Please return all lines of the data below containing the string "Mean".

Figure collection entries:
Content starts

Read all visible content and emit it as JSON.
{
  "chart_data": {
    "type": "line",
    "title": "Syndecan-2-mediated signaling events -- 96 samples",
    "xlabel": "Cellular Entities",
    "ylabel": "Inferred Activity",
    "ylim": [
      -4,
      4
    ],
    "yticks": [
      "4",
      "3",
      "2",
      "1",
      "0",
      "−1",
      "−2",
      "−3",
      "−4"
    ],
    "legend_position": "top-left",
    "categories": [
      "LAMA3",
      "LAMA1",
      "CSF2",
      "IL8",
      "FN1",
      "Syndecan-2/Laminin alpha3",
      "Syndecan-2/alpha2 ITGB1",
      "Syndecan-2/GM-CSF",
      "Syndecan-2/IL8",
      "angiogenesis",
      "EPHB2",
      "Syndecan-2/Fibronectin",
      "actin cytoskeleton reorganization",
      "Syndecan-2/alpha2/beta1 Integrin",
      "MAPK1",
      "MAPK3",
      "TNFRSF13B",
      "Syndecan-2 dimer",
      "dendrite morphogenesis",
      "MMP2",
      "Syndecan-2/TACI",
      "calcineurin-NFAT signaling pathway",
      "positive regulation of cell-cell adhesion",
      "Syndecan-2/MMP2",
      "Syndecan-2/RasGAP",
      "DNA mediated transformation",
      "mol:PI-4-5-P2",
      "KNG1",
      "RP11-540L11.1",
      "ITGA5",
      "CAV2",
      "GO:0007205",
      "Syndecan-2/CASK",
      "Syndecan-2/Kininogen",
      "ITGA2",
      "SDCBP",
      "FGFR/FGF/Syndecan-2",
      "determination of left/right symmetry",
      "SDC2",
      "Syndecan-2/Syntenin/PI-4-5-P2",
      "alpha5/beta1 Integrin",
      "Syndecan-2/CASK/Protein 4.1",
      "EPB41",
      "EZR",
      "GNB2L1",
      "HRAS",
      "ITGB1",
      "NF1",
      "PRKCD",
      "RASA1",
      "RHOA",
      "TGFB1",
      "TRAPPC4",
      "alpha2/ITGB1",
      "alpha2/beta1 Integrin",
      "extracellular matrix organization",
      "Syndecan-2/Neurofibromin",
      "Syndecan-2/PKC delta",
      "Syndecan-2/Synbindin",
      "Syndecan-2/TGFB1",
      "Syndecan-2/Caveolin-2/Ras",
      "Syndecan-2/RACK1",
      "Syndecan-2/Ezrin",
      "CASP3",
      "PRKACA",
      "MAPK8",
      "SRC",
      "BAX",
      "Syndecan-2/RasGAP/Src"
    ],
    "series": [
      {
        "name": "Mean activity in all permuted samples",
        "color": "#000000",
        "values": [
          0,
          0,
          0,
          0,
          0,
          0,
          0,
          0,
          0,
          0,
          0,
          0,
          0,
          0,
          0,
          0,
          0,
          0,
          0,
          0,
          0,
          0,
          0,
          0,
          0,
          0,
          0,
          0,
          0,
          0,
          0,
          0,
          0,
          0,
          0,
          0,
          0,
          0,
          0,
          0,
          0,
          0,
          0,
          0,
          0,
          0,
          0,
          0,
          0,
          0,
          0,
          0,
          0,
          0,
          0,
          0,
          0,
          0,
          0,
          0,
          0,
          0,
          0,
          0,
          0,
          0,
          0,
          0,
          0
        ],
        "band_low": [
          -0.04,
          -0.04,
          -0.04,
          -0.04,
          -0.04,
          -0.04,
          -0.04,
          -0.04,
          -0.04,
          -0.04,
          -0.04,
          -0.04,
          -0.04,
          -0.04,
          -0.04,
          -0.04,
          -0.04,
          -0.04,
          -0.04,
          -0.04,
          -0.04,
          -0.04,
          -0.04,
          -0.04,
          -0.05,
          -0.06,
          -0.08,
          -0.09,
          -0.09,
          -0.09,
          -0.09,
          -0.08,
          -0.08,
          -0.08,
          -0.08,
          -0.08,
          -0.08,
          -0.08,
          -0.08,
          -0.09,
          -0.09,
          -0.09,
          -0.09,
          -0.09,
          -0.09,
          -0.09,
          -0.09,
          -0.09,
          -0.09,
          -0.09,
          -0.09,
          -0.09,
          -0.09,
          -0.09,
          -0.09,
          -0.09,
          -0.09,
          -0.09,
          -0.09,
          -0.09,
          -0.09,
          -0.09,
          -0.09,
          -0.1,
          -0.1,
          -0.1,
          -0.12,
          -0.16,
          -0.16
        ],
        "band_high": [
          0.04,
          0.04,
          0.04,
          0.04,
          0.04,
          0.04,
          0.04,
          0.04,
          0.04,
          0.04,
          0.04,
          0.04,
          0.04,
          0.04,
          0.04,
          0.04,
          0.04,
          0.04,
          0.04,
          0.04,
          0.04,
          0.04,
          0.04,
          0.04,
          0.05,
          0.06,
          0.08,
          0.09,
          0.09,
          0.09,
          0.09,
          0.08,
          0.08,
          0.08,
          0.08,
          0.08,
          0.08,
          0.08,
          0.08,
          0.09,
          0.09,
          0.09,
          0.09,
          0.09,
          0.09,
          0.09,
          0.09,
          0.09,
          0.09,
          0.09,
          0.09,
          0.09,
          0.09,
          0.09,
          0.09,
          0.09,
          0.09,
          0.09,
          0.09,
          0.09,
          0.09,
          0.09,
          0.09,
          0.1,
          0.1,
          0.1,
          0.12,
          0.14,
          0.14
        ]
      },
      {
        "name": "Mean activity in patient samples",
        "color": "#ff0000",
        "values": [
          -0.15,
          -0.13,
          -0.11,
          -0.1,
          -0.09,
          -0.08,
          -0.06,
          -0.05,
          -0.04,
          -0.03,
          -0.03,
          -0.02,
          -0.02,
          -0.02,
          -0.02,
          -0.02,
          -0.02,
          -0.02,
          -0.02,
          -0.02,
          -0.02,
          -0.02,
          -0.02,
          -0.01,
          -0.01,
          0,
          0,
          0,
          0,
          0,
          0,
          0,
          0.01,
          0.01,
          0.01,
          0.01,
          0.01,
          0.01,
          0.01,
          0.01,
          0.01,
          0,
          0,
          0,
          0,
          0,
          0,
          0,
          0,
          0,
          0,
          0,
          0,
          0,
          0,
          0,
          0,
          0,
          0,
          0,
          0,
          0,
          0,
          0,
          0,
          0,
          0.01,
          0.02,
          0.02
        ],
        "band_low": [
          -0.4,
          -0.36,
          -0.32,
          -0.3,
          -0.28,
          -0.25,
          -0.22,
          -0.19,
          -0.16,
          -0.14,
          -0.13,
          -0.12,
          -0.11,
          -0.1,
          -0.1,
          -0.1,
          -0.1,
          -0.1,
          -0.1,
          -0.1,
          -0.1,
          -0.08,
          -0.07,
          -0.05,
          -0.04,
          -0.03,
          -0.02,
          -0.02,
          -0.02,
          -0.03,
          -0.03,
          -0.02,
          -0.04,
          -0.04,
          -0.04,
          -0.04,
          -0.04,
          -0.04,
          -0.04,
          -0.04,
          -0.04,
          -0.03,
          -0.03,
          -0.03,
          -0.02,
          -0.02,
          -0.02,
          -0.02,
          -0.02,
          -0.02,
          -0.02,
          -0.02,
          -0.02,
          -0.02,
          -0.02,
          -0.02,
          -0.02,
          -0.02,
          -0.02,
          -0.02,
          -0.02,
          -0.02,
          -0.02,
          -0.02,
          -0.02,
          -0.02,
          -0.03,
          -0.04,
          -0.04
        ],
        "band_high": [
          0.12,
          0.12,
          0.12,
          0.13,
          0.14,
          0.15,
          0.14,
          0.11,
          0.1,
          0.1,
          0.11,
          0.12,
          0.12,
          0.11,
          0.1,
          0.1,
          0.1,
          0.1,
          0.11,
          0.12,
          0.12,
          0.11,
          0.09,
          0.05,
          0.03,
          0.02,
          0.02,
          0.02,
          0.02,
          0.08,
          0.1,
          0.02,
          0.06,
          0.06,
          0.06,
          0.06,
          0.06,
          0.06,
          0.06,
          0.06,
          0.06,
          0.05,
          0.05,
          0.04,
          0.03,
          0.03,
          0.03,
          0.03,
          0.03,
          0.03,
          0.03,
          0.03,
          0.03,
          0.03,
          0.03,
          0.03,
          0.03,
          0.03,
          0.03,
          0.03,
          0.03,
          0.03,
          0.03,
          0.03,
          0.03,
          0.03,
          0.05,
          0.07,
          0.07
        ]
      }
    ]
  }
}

Content ends

* **Finished task**
        "name": "Mean activity in all permuted samples",
        "name": "Mean activity in patient samples",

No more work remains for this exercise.